**Set task:** Output every line of the listing below as a JSON array of strings, one string per line, leaving out blank lines.

**Data records:**
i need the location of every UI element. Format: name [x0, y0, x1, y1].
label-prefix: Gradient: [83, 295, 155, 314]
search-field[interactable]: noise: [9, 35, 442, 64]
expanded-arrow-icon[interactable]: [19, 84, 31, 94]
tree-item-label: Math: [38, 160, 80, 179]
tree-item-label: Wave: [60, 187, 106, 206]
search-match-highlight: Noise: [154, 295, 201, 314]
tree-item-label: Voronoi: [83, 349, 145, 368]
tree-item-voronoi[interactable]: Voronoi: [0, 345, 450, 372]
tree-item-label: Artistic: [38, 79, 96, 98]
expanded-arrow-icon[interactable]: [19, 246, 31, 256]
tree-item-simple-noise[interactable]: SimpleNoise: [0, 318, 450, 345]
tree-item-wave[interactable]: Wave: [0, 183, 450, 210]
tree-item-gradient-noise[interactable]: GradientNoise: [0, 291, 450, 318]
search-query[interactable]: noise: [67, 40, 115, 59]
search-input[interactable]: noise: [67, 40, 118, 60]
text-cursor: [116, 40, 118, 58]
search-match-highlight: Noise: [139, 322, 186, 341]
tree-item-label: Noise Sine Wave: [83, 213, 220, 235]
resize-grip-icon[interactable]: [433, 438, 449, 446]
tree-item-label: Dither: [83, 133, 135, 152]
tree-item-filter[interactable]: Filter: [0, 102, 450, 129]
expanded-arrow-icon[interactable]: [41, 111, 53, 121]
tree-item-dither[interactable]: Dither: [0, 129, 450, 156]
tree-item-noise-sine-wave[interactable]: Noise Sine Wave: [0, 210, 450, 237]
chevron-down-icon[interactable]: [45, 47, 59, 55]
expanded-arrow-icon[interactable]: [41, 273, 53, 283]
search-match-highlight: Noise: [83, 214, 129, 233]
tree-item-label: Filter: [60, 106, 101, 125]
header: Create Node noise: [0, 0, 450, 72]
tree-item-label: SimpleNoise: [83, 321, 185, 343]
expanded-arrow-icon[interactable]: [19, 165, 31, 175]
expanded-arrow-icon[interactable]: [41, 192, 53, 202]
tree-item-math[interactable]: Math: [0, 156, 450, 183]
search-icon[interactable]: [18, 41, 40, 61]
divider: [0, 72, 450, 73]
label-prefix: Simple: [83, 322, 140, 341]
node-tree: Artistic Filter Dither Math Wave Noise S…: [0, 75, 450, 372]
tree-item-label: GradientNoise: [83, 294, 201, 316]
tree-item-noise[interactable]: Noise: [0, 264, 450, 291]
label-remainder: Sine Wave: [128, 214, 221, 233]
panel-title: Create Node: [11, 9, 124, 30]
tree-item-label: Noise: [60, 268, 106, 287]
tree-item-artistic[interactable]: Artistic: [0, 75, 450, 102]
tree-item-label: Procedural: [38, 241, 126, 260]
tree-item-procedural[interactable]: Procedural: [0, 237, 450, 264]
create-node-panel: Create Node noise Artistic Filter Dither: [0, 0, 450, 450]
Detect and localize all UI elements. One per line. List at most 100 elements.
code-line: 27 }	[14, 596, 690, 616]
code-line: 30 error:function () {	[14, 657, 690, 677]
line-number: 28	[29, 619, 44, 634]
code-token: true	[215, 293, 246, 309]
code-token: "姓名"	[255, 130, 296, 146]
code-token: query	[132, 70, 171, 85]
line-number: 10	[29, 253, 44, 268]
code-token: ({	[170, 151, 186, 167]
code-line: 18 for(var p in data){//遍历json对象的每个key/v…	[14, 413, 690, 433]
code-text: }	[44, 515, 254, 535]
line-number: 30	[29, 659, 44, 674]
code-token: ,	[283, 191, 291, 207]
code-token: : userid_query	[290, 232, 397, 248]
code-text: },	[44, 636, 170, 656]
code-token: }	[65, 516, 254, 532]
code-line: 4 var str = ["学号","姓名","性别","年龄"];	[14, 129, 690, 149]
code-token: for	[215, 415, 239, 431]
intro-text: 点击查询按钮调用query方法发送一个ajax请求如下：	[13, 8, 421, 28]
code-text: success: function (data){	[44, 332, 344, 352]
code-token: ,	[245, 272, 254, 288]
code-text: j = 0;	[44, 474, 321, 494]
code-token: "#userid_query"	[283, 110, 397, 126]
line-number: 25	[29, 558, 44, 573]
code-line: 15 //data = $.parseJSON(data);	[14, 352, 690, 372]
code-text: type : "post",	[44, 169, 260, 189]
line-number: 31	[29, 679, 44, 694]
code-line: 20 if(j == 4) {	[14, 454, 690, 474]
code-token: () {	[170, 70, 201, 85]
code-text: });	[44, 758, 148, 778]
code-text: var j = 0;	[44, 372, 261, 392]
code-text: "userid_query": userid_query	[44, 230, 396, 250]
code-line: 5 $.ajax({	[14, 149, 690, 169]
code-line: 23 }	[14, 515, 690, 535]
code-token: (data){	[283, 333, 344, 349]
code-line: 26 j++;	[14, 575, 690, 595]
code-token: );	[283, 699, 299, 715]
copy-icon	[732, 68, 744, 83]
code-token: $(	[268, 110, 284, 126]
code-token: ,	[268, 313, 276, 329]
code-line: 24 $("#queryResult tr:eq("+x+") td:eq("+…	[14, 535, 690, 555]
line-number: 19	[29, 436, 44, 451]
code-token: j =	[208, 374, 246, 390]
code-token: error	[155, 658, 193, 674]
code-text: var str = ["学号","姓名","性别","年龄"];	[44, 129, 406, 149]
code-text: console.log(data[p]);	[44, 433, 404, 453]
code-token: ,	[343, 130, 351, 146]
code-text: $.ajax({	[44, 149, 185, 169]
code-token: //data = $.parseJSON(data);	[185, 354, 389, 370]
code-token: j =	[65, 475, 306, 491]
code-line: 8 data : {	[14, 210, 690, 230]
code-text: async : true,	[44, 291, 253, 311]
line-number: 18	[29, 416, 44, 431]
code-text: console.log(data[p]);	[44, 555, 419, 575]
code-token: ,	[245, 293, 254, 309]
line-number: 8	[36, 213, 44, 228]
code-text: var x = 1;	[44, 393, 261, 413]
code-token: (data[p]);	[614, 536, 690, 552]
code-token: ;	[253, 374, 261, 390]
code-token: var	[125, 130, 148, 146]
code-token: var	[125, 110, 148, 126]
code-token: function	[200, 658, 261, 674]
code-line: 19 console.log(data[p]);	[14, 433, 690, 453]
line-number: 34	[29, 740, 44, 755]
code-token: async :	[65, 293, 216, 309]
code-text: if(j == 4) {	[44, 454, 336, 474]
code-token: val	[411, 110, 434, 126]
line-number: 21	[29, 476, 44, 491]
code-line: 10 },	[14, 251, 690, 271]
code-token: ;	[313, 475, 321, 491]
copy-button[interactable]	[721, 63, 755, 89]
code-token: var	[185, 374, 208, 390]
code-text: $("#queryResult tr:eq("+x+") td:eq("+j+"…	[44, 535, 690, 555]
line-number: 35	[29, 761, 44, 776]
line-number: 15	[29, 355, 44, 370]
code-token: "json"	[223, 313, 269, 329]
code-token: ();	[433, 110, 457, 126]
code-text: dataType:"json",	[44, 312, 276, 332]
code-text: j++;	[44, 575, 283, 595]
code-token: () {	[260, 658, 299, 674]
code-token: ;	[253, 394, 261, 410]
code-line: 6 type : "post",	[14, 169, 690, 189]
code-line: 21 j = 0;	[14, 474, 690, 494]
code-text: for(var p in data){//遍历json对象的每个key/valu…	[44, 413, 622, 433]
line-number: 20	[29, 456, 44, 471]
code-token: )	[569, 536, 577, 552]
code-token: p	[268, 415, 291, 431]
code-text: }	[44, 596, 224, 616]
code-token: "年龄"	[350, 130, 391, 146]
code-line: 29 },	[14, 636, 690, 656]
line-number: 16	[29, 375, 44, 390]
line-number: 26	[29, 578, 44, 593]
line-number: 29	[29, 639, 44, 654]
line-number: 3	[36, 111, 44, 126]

**Written answer:**
[
  "i need the location of every UI element. Format: name [x0, y0, x1, y1].",
  "label-prefix: Gradient: [83, 295, 155, 314]",
  "search-field[interactable]: noise: [9, 35, 442, 64]",
  "expanded-arrow-icon[interactable]: [19, 84, 31, 94]",
  "tree-item-label: Math: [38, 160, 80, 179]",
  "tree-item-label: Wave: [60, 187, 106, 206]",
  "search-match-highlight: Noise: [154, 295, 201, 314]",
  "tree-item-label: Voronoi: [83, 349, 145, 368]",
  "tree-item-voronoi[interactable]: Voronoi: [0, 345, 450, 372]",
  "tree-item-label: Artistic: [38, 79, 96, 98]",
  "expanded-arrow-icon[interactable]: [19, 246, 31, 256]",
  "tree-item-simple-noise[interactable]: SimpleNoise: [0, 318, 450, 345]",
  "tree-item-wave[interactable]: Wave: [0, 183, 450, 210]",
  "tree-item-gradient-noise[interactable]: GradientNoise: [0, 291, 450, 318]",
  "search-query[interactable]: noise: [67, 40, 115, 59]",
  "search-input[interactable]: noise: [67, 40, 118, 60]",
  "text-cursor: [116, 40, 118, 58]",
  "search-match-highlight: Noise: [139, 322, 186, 341]",
  "tree-item-label: Noise Sine Wave: [83, 213, 220, 235]",
  "resize-grip-icon[interactable]: [433, 438, 449, 446]",
  "tree-item-label: Dither: [83, 133, 135, 152]",
  "tree-item-filter[interactable]: Filter: [0, 102, 450, 129]",
  "expanded-arrow-icon[interactable]: [41, 111, 53, 121]",
  "tree-item-dither[interactable]: Dither: [0, 129, 450, 156]",
  "tree-item-noise-sine-wave[interactable]: Noise Sine Wave: [0, 210, 450, 237]",
  "chevron-down-icon[interactable]: [45, 47, 59, 55]",
  "expanded-arrow-icon[interactable]: [41, 273, 53, 283]",
  "search-match-highlight: Noise: [83, 214, 129, 233]",
  "tree-item-label: Filter: [60, 106, 101, 125]",
  "header: Create Node noise: [0, 0, 450, 72]",
  "tree-item-label: SimpleNoise: [83, 321, 185, 343]",
  "expanded-arrow-icon[interactable]: [19, 165, 31, 175]",
  "expanded-arrow-icon[interactable]: [41, 192, 53, 202]",
  "tree-item-math[interactable]: Math: [0, 156, 450, 183]",
  "search-icon[interactable]: [18, 41, 40, 61]",
  "divider: [0, 72, 450, 73]",
  "label-prefix: Simple: [83, 322, 140, 341]",
  "node-tree: Artistic Filter Dither Math Wave Noise S…: [0, 75, 450, 372]",
  "tree-item-label: GradientNoise: [83, 294, 201, 316]",
  "tree-item-noise[interactable]: Noise: [0, 264, 450, 291]",
  "label-remainder: Sine Wave: [128, 214, 221, 233]",
  "panel-title: Create Node: [11, 9, 124, 30]",
  "tree-item-label: Noise: [60, 268, 106, 287]",
  "tree-item-artistic[interactable]: Artistic: [0, 75, 450, 102]",
  "tree-item-label: Procedural: [38, 241, 126, 260]",
  "tree-item-procedural[interactable]: Procedural: [0, 237, 450, 264]",
  "create-node-panel: Create Node noise Artistic Filter Dither: [0, 0, 450, 450]",
  "Detect and localize all UI elements. One per line. List at most 100 elements.",
  "code-line: 27 }\t[14, 596, 690, 616]",
  "code-line: 30 error:function () {\t[14, 657, 690, 677]",
  "line-number: 28\t[29, 619, 44, 634]",
  "code-token: true\t[215, 293, 246, 309]",
  "code-token: \"姓名\"\t[255, 130, 296, 146]",
  "code-token: query\t[132, 70, 171, 85]",
  "line-number: 10\t[29, 253, 44, 268]",
  "code-token: ({\t[170, 151, 186, 167]",
  "code-line: 18 for(var p in data){//遍历json对象的每个key/v…\t[14, 413, 690, 433]",
  "code-text: }\t[44, 515, 254, 535]",
  "line-number: 30\t[29, 659, 44, 674]",
  "code-token: ,\t[283, 191, 291, 207]",
  "code-token: : userid_query\t[290, 232, 397, 248]",
  "code-text: },\t[44, 636, 170, 656]",
  "code-token: }\t[65, 516, 254, 532]",
  "code-line: 4 var str = [\"学号\",\"姓名\",\"性别\",\"年龄\"];\t[14, 129, 690, 149]",
  "code-token: for\t[215, 415, 239, 431]",
  "intro-text: 点击查询按钮调用query方法发送一个ajax请求如下：\t[13, 8, 421, 28]",
  "code-text: success: function (data){\t[44, 332, 344, 352]",
  "code-token: ,\t[245, 272, 254, 288]",
  "code-text: j = 0;\t[44, 474, 321, 494]",
  "code-token: \"#userid_query\"\t[283, 110, 397, 126]",
  "line-number: 25\t[29, 558, 44, 573]",
  "code-line: 15 //data = $.parseJSON(data);\t[14, 352, 690, 372]",
  "code-text: type : \"post\",\t[44, 169, 260, 189]",
  "line-number: 31\t[29, 679, 44, 694]",
  "code-line: 20 if(j == 4) {\t[14, 454, 690, 474]",
  "code-token: () {\t[170, 70, 201, 85]",
  "code-text: });\t[44, 758, 148, 778]",
  "code-text: var j = 0;\t[44, 372, 261, 392]",
  "code-text: \"userid_query\": userid_query\t[44, 230, 396, 250]",
  "code-line: 5 $.ajax({\t[14, 149, 690, 169]",
  "code-line: 23 }\t[14, 515, 690, 535]",
  "code-token: (data){\t[283, 333, 344, 349]",
  "code-line: 26 j++;\t[14, 575, 690, 595]",
  "code-token: );\t[283, 699, 299, 715]",
  "copy-icon\t[732, 68, 744, 83]",
  "code-token: $(\t[268, 110, 284, 126]",
  "code-token: ,\t[268, 313, 276, 329]",
  "code-line: 24 $(\"#queryResult tr:eq(\"+x+\") td:eq(\"+…\t[14, 535, 690, 555]",
  "line-number: 19\t[29, 436, 44, 451]",
  "code-token: j =\t[208, 374, 246, 390]",
  "code-token: error\t[155, 658, 193, 674]",
  "code-text: var str = [\"学号\",\"姓名\",\"性别\",\"年龄\"];\t[44, 129, 406, 149]",
  "code-text: console.log(data[p]);\t[44, 433, 404, 453]",
  "code-token: ,\t[343, 130, 351, 146]",
  "code-text: $.ajax({\t[44, 149, 185, 169]",
  "code-token: //data = $.parseJSON(data);\t[185, 354, 389, 370]",
  "code-token: j =\t[65, 475, 306, 491]",
  "code-line: 8 data : {\t[14, 210, 690, 230]",
  "code-text: async : true,\t[44, 291, 253, 311]",
  "line-number: 18\t[29, 416, 44, 431]",
  "code-text: console.log(data[p]);\t[44, 555, 419, 575]",
  "code-token: ,\t[245, 293, 254, 309]",
  "line-number: 8\t[36, 213, 44, 228]",
  "code-text: var x = 1;\t[44, 393, 261, 413]",
  "code-token: (data[p]);\t[614, 536, 690, 552]",
  "code-token: ;\t[253, 374, 261, 390]",
  "code-token: var\t[125, 130, 148, 146]",
  "code-token: var\t[125, 110, 148, 126]",
  "code-token: function\t[200, 658, 261, 674]",
  "code-line: 19 console.log(data[p]);\t[14, 433, 690, 453]",
  "line-number: 34\t[29, 740, 44, 755]",
  "code-token: async :\t[65, 293, 216, 309]",
  "code-text: if(j == 4) {\t[44, 454, 336, 474]",
  "code-token: val\t[411, 110, 434, 126]",
  "line-number: 21\t[29, 476, 44, 491]",
  "code-line: 10 },\t[14, 251, 690, 271]",
  "code-token: ;\t[313, 475, 321, 491]",
  "copy-button[interactable]\t[721, 63, 755, 89]",
  "code-token: var\t[185, 374, 208, 390]",
  "code-text: $(\"#queryResult tr:eq(\"+x+\") td:eq(\"+j+\"…\t[44, 535, 690, 555]",
  "line-number: 35\t[29, 761, 44, 776]",
  "line-number: 15\t[29, 355, 44, 370]",
  "code-token: \"json\"\t[223, 313, 269, 329]",
  "code-token: ();\t[433, 110, 457, 126]",
  "code-text: dataType:\"json\",\t[44, 312, 276, 332]",
  "code-text: j++;\t[44, 575, 283, 595]",
  "code-token: () {\t[260, 658, 299, 674]",
  "code-token: ;\t[253, 394, 261, 410]",
  "code-line: 6 type : \"post\",\t[14, 169, 690, 189]",
  "code-line: 21 j = 0;\t[14, 474, 690, 494]",
  "code-text: for(var p in data){//遍历json对象的每个key/valu…\t[44, 413, 622, 433]",
  "line-number: 20\t[29, 456, 44, 471]",
  "code-token: )\t[569, 536, 577, 552]",
  "code-token: p\t[268, 415, 291, 431]",
  "code-text: }\t[44, 596, 224, 616]",
  "code-token: \"年龄\"\t[350, 130, 391, 146]",
  "code-line: 29 },\t[14, 636, 690, 656]",
  "line-number: 16\t[29, 375, 44, 390]",
  "line-number: 26\t[29, 578, 44, 593]",
  "line-number: 29\t[29, 639, 44, 654]",
  "line-number: 3\t[36, 111, 44, 126]"
]